### Material for this exercise

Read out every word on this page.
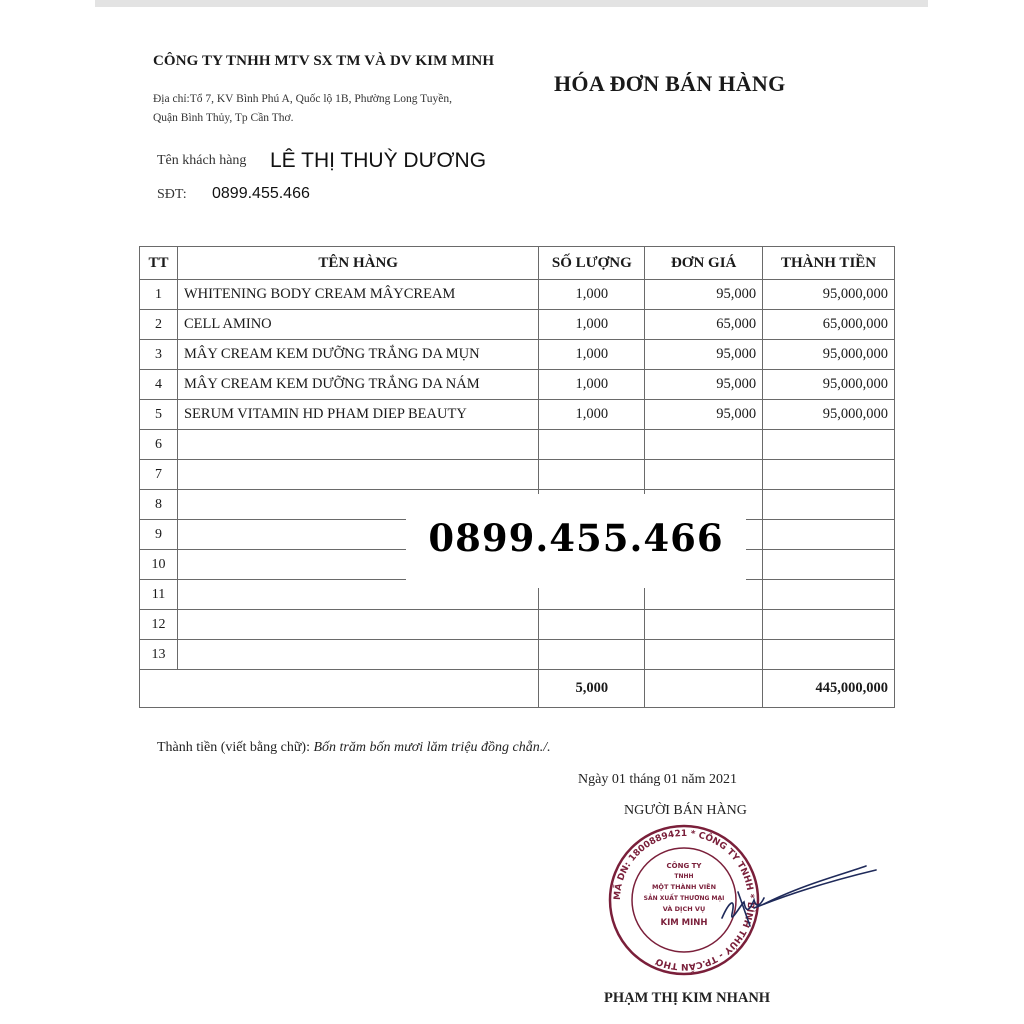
CÔNG TY TNHH MTV SX TM VÀ DV KIM MINH
Địa chỉ:Tổ 7, KV Bình Phú A, Quốc lộ 1B, Phường Long Tuyền,
Quận Bình Thủy, Tp Cần Thơ.
HÓA ĐƠN BÁN HÀNG
Tên khách hàng LÊ THỊ THUỲ DƯƠNG
SĐT: 0899.455.466
TT	TÊN HÀNG	SỐ LƯỢNG	ĐƠN GIÁ	THÀNH TIỀN
1	WHITENING BODY CREAM MÂYCREAM	1,000	95,000	95,000,000
2	CELL AMINO	1,000	65,000	65,000,000
3	MÂY CREAM KEM DƯỠNG TRẮNG DA MỤN	1,000	95,000	95,000,000
4	MÂY CREAM KEM DƯỠNG TRẮNG DA NÁM	1,000	95,000	95,000,000
5	SERUM VITAMIN HD PHAM DIEP BEAUTY	1,000	95,000	95,000,000
6				
7				
8				
9				
10				
11				
12				
13				
		5,000		445,000,000
0899.455.466
Thành tiền (viết bằng chữ): Bốn trăm bốn mươi lăm triệu đồng chẵn./.
Ngày 01 tháng 01 năm 2021
NGƯỜI BÁN HÀNG
MÃ DN: 1800889421 * CÔNG TY TNHH * BÌNH THỦY - TP.CẦN THƠ
CÔNG TY
TNHH
MỘT THÀNH VIÊN
SẢN XUẤT THƯƠNG MẠI
VÀ DỊCH VỤ
KIM MINH
PHẠM THỊ KIM NHANH
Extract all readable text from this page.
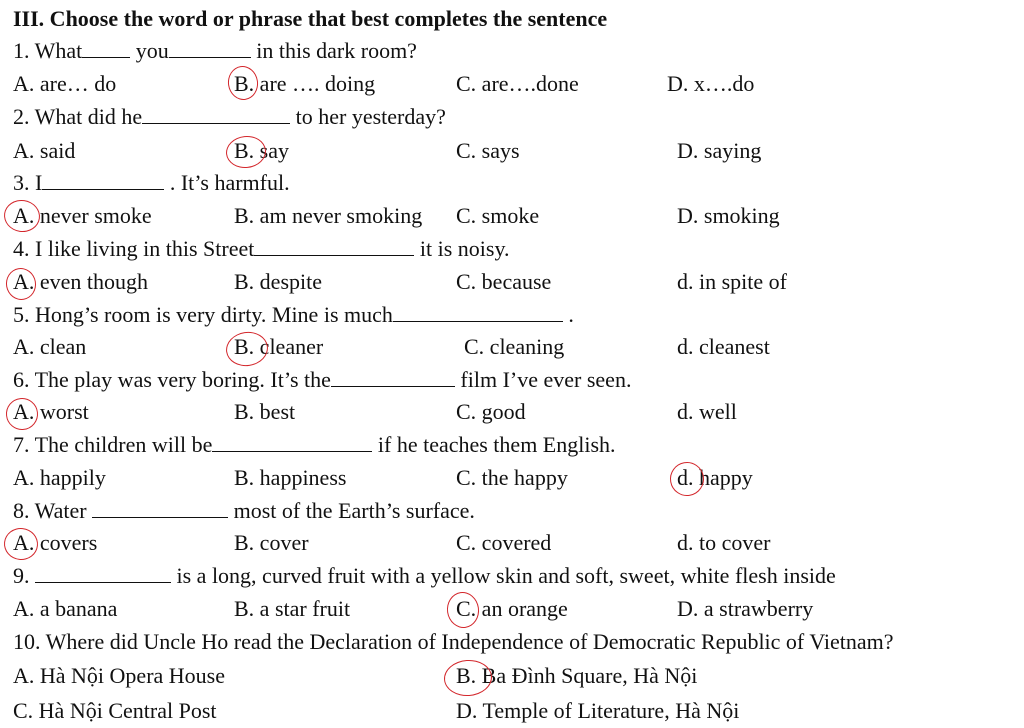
III. Choose the word or phrase that best completes the sentence
1. What you	in this dark room?
A. are… do	B. are …. doing	C. are….done	D. x….do
2. What did he	to her yesterday?
A. said	B. say	C. says	D. saying
3. I	. It’s harmful.
A. never smoke	B. am never smoking C. smoke	D. smoking
4. I like living in this Street	it is noisy.
A. even though	B. despite	C. because	d. in spite of
5. Hong’s room is very dirty. Mine is much	.
A. clean	B. cleaner	C. cleaning	d. cleanest
6. The play was very boring. It’s the	film I’ve ever seen.
A. worst	B. best	C. good	d. well
7. The children will be	if he teaches them English.
A. happily	B. happiness	C. the happy	d. happy
8. Water	most of the Earth’s surface.
A. covers	B. cover	C. covered	d. to cover
9.	is a long, curved fruit with a yellow skin and soft, sweet, white flesh inside
A. a banana	B. a star fruit	C. an orange	D. a strawberry
10. Where did Uncle Ho read the Declaration of Independence of Democratic Republic of Vietnam?
A. Hà Nội Opera House	B. Ba Đình Square, Hà Nội
C. Hà Nội Central Post	D. Temple of Literature, Hà Nội
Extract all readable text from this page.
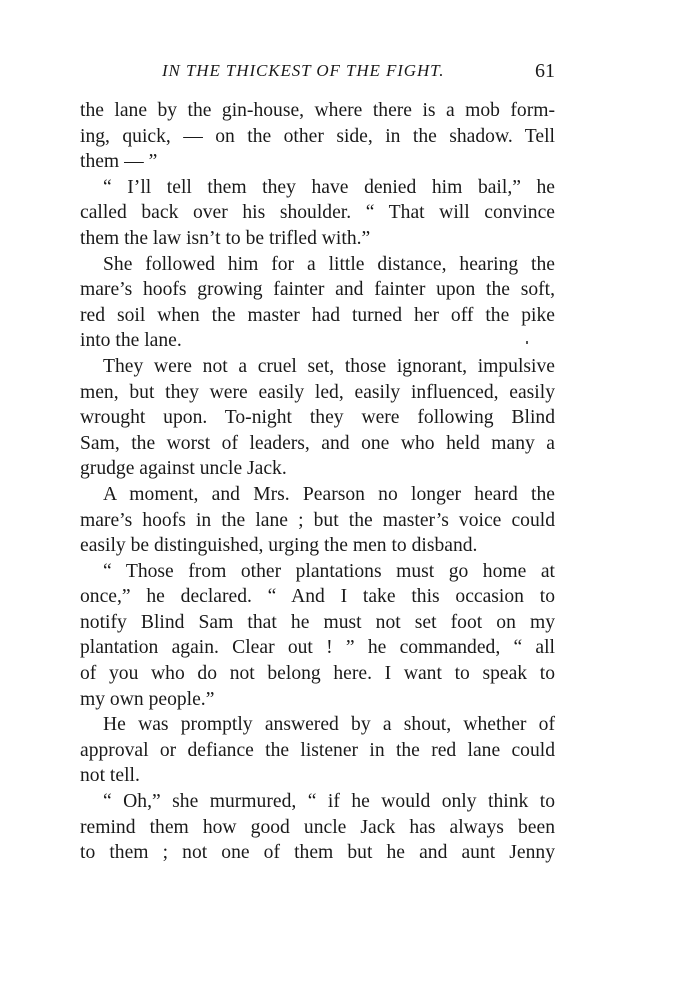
IN THE THICKEST OF THE FIGHT.	61
the lane by the gin-house, where there is a mob form-
ing, quick, — on the other side, in the shadow. Tell
them — ”
“ I’ll tell them they have denied him bail,” he
called back over his shoulder. “ That will convince
them the law isn’t to be trifled with.”
She followed him for a little distance, hearing the
mare’s hoofs growing fainter and fainter upon the soft,
red soil when the master had turned her off the pike
into the lane.
They were not a cruel set, those ignorant, impulsive
men, but they were easily led, easily influenced, easily
wrought upon. To-night they were following Blind
Sam, the worst of leaders, and one who held many a
grudge against uncle Jack.
A moment, and Mrs. Pearson no longer heard the
mare’s hoofs in the lane ; but the master’s voice could
easily be distinguished, urging the men to disband.
“ Those from other plantations must go home at
once,” he declared. “ And I take this occasion to
notify Blind Sam that he must not set foot on my
plantation again. Clear out ! ” he commanded, “ all
of you who do not belong here. I want to speak to
my own people.”
He was promptly answered by a shout, whether of
approval or defiance the listener in the red lane could
not tell.
“ Oh,” she murmured, “ if he would only think to
remind them how good uncle Jack has always been
to them ; not one of them but he and aunt Jenny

######

Exercise brief: Images should not appear in the copy; retype the listing above exactly.

Output below:
Read out every word on this page.
CÔNG TY TNHH MTV SX TM VÀ DV KIM MINH
Địa chỉ:Tổ 7, KV Bình Phú A, Quốc lộ 1B, Phường Long Tuyền,
Quận Bình Thủy, Tp Cần Thơ.
HÓA ĐƠN BÁN HÀNG
Tên khách hàng LÊ THỊ THUỲ DƯƠNG
SĐT: 0899.455.466
TT	TÊN HÀNG	SỐ LƯỢNG	ĐƠN GIÁ	THÀNH TIỀN
1	WHITENING BODY CREAM MÂYCREAM	1,000	95,000	95,000,000
2	CELL AMINO	1,000	65,000	65,000,000
3	MÂY CREAM KEM DƯỠNG TRẮNG DA MỤN	1,000	95,000	95,000,000
4	MÂY CREAM KEM DƯỠNG TRẮNG DA NÁM	1,000	95,000	95,000,000
5	SERUM VITAMIN HD PHAM DIEP BEAUTY	1,000	95,000	95,000,000
6				
7				
8				
9				
10				
11				
12				
13				
		5,000		445,000,000
0899.455.466
Thành tiền (viết bằng chữ): Bốn trăm bốn mươi lăm triệu đồng chẵn./.
Ngày 01 tháng 01 năm 2021
NGƯỜI BÁN HÀNG
MÃ DN: 1800889421 * CÔNG TY TNHH * BÌNH THỦY - TP.CẦN THƠ
CÔNG TY
TNHH
MỘT THÀNH VIÊN
SẢN XUẤT THƯƠNG MẠI
VÀ DỊCH VỤ
KIM MINH
PHẠM THỊ KIM NHANH
Extract all readable text from this page.
III. Choose the word or phrase that best completes the sentence
1. What you	in this dark room?
A. are… do	B. are …. doing	C. are….done	D. x….do
2. What did he	to her yesterday?
A. said	B. say	C. says	D. saying
3. I	. It’s harmful.
A. never smoke	B. am never smoking C. smoke	D. smoking
4. I like living in this Street	it is noisy.
A. even though	B. despite	C. because	d. in spite of
5. Hong’s room is very dirty. Mine is much	.
A. clean	B. cleaner	C. cleaning	d. cleanest
6. The play was very boring. It’s the	film I’ve ever seen.
A. worst	B. best	C. good	d. well
7. The children will be	if he teaches them English.
A. happily	B. happiness	C. the happy	d. happy
8. Water	most of the Earth’s surface.
A. covers	B. cover	C. covered	d. to cover
9.	is a long, curved fruit with a yellow skin and soft, sweet, white flesh inside
A. a banana	B. a star fruit	C. an orange	D. a strawberry
10. Where did Uncle Ho read the Declaration of Independence of Democratic Republic of Vietnam?
A. Hà Nội Opera House	B. Ba Đình Square, Hà Nội
C. Hà Nội Central Post	D. Temple of Literature, Hà Nội
Extract all readable text from this page.
IN THE THICKEST OF THE FIGHT.	61
the lane by the gin-house, where there is a mob form-
ing, quick, — on the other side, in the shadow. Tell
them — ”
“ I’ll tell them they have denied him bail,” he
called back over his shoulder. “ That will convince
them the law isn’t to be trifled with.”
She followed him for a little distance, hearing the
mare’s hoofs growing fainter and fainter upon the soft,
red soil when the master had turned her off the pike
into the lane.
They were not a cruel set, those ignorant, impulsive
men, but they were easily led, easily influenced, easily
wrought upon. To-night they were following Blind
Sam, the worst of leaders, and one who held many a
grudge against uncle Jack.
A moment, and Mrs. Pearson no longer heard the
mare’s hoofs in the lane ; but the master’s voice could
easily be distinguished, urging the men to disband.
“ Those from other plantations must go home at
once,” he declared. “ And I take this occasion to
notify Blind Sam that he must not set foot on my
plantation again. Clear out ! ” he commanded, “ all
of you who do not belong here. I want to speak to
my own people.”
He was promptly answered by a shout, whether of
approval or defiance the listener in the red lane could
not tell.
“ Oh,” she murmured, “ if he would only think to
remind them how good uncle Jack has always been
to them ; not one of them but he and aunt Jenny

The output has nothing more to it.